(Stored items)
====
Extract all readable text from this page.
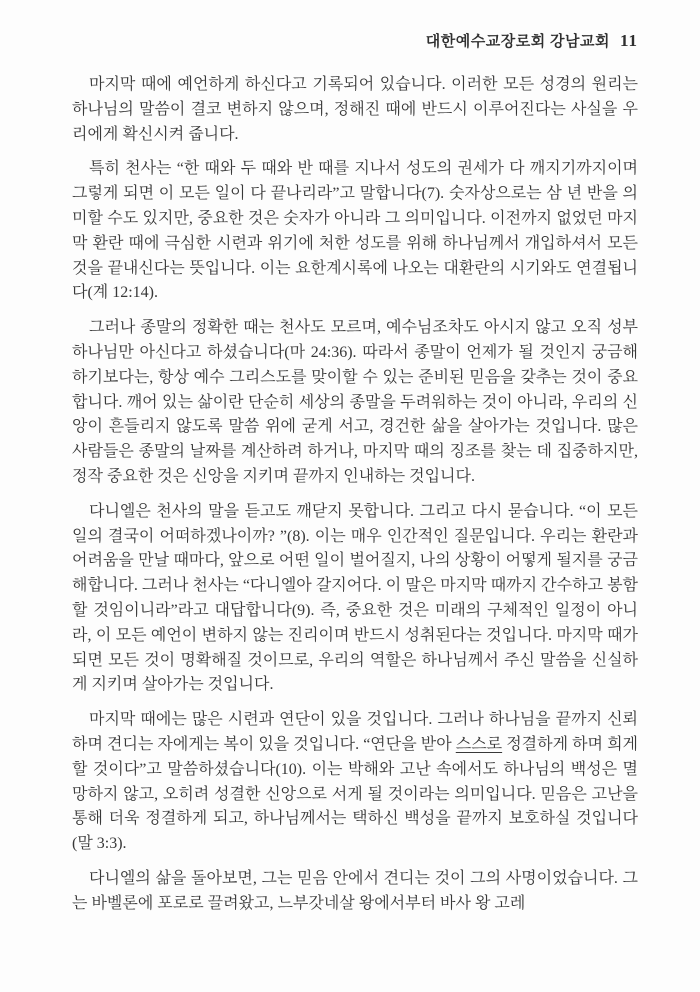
대한예수교장로회 강남교회 11

마지막 때에 예언하게 하신다고 기록되어 있습니다. 이러한 모든 성경의 원리는 하나님의 말씀이 결코 변하지 않으며, 정해진 때에 반드시 이루어진다는 사실을 우리에게 확신시켜 줍니다.

특히 천사는 “한 때와 두 때와 반 때를 지나서 성도의 권세가 다 깨지기까지이며 그렇게 되면 이 모든 일이 다 끝나리라”고 말합니다(7). 숫자상으로는 삼 년 반을 의미할 수도 있지만, 중요한 것은 숫자가 아니라 그 의미입니다. 이전까지 없었던 마지막 환란 때에 극심한 시련과 위기에 처한 성도를 위해 하나님께서 개입하셔서 모든 것을 끝내신다는 뜻입니다. 이는 요한계시록에 나오는 대환란의 시기와도 연결됩니다(계 12:14).

그러나 종말의 정확한 때는 천사도 모르며, 예수님조차도 아시지 않고 오직 성부 하나님만 아신다고 하셨습니다(마 24:36). 따라서 종말이 언제가 될 것인지 궁금해하기보다는, 항상 예수 그리스도를 맞이할 수 있는 준비된 믿음을 갖추는 것이 중요합니다. 깨어 있는 삶이란 단순히 세상의 종말을 두려워하는 것이 아니라, 우리의 신앙이 흔들리지 않도록 말씀 위에 굳게 서고, 경건한 삶을 살아가는 것입니다. 많은 사람들은 종말의 날짜를 계산하려 하거나, 마지막 때의 징조를 찾는 데 집중하지만, 정작 중요한 것은 신앙을 지키며 끝까지 인내하는 것입니다.

다니엘은 천사의 말을 듣고도 깨닫지 못합니다. 그리고 다시 묻습니다. “이 모든 일의 결국이 어떠하겠나이까? ”(8). 이는 매우 인간적인 질문입니다. 우리는 환란과 어려움을 만날 때마다, 앞으로 어떤 일이 벌어질지, 나의 상황이 어떻게 될지를 궁금해합니다. 그러나 천사는 “다니엘아 갈지어다. 이 말은 마지막 때까지 간수하고 봉함할 것임이니라”라고 대답합니다(9). 즉, 중요한 것은 미래의 구체적인 일정이 아니라, 이 모든 예언이 변하지 않는 진리이며 반드시 성취된다는 것입니다. 마지막 때가 되면 모든 것이 명확해질 것이므로, 우리의 역할은 하나님께서 주신 말씀을 신실하게 지키며 살아가는 것입니다.

마지막 때에는 많은 시련과 연단이 있을 것입니다. 그러나 하나님을 끝까지 신뢰하며 견디는 자에게는 복이 있을 것입니다. “연단을 받아 스스로 정결하게 하며 희게 할 것이다”고 말씀하셨습니다(10). 이는 박해와 고난 속에서도 하나님의 백성은 멸망하지 않고, 오히려 성결한 신앙으로 서게 될 것이라는 의미입니다. 믿음은 고난을 통해 더욱 정결하게 되고, 하나님께서는 택하신 백성을 끝까지 보호하실 것입니다(말 3:3).

다니엘의 삶을 돌아보면, 그는 믿음 안에서 견디는 것이 그의 사명이었습니다. 그는 바벨론에 포로로 끌려왔고, 느부갓네살 왕에서부터 바사 왕 고레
====
What the exercise asks. The records above need to be restated word for word, with the pictures left out.

Answer to this task.
Extract all readable text from this page.
대한예수교장로회 강남교회 11

마지막 때에 예언하게 하신다고 기록되어 있습니다. 이러한 모든 성경의 원리는 하나님의 말씀이 결코 변하지 않으며, 정해진 때에 반드시 이루어진다는 사실을 우리에게 확신시켜 줍니다.

특히 천사는 “한 때와 두 때와 반 때를 지나서 성도의 권세가 다 깨지기까지이며 그렇게 되면 이 모든 일이 다 끝나리라”고 말합니다(7). 숫자상으로는 삼 년 반을 의미할 수도 있지만, 중요한 것은 숫자가 아니라 그 의미입니다. 이전까지 없었던 마지막 환란 때에 극심한 시련과 위기에 처한 성도를 위해 하나님께서 개입하셔서 모든 것을 끝내신다는 뜻입니다. 이는 요한계시록에 나오는 대환란의 시기와도 연결됩니다(계 12:14).

그러나 종말의 정확한 때는 천사도 모르며, 예수님조차도 아시지 않고 오직 성부 하나님만 아신다고 하셨습니다(마 24:36). 따라서 종말이 언제가 될 것인지 궁금해하기보다는, 항상 예수 그리스도를 맞이할 수 있는 준비된 믿음을 갖추는 것이 중요합니다. 깨어 있는 삶이란 단순히 세상의 종말을 두려워하는 것이 아니라, 우리의 신앙이 흔들리지 않도록 말씀 위에 굳게 서고, 경건한 삶을 살아가는 것입니다. 많은 사람들은 종말의 날짜를 계산하려 하거나, 마지막 때의 징조를 찾는 데 집중하지만, 정작 중요한 것은 신앙을 지키며 끝까지 인내하는 것입니다.

다니엘은 천사의 말을 듣고도 깨닫지 못합니다. 그리고 다시 묻습니다. “이 모든 일의 결국이 어떠하겠나이까? ”(8). 이는 매우 인간적인 질문입니다. 우리는 환란과 어려움을 만날 때마다, 앞으로 어떤 일이 벌어질지, 나의 상황이 어떻게 될지를 궁금해합니다. 그러나 천사는 “다니엘아 갈지어다. 이 말은 마지막 때까지 간수하고 봉함할 것임이니라”라고 대답합니다(9). 즉, 중요한 것은 미래의 구체적인 일정이 아니라, 이 모든 예언이 변하지 않는 진리이며 반드시 성취된다는 것입니다. 마지막 때가 되면 모든 것이 명확해질 것이므로, 우리의 역할은 하나님께서 주신 말씀을 신실하게 지키며 살아가는 것입니다.

마지막 때에는 많은 시련과 연단이 있을 것입니다. 그러나 하나님을 끝까지 신뢰하며 견디는 자에게는 복이 있을 것입니다. “연단을 받아 스스로 정결하게 하며 희게 할 것이다”고 말씀하셨습니다(10). 이는 박해와 고난 속에서도 하나님의 백성은 멸망하지 않고, 오히려 성결한 신앙으로 서게 될 것이라는 의미입니다. 믿음은 고난을 통해 더욱 정결하게 되고, 하나님께서는 택하신 백성을 끝까지 보호하실 것입니다(말 3:3).

다니엘의 삶을 돌아보면, 그는 믿음 안에서 견디는 것이 그의 사명이었습니다. 그는 바벨론에 포로로 끌려왔고, 느부갓네살 왕에서부터 바사 왕 고레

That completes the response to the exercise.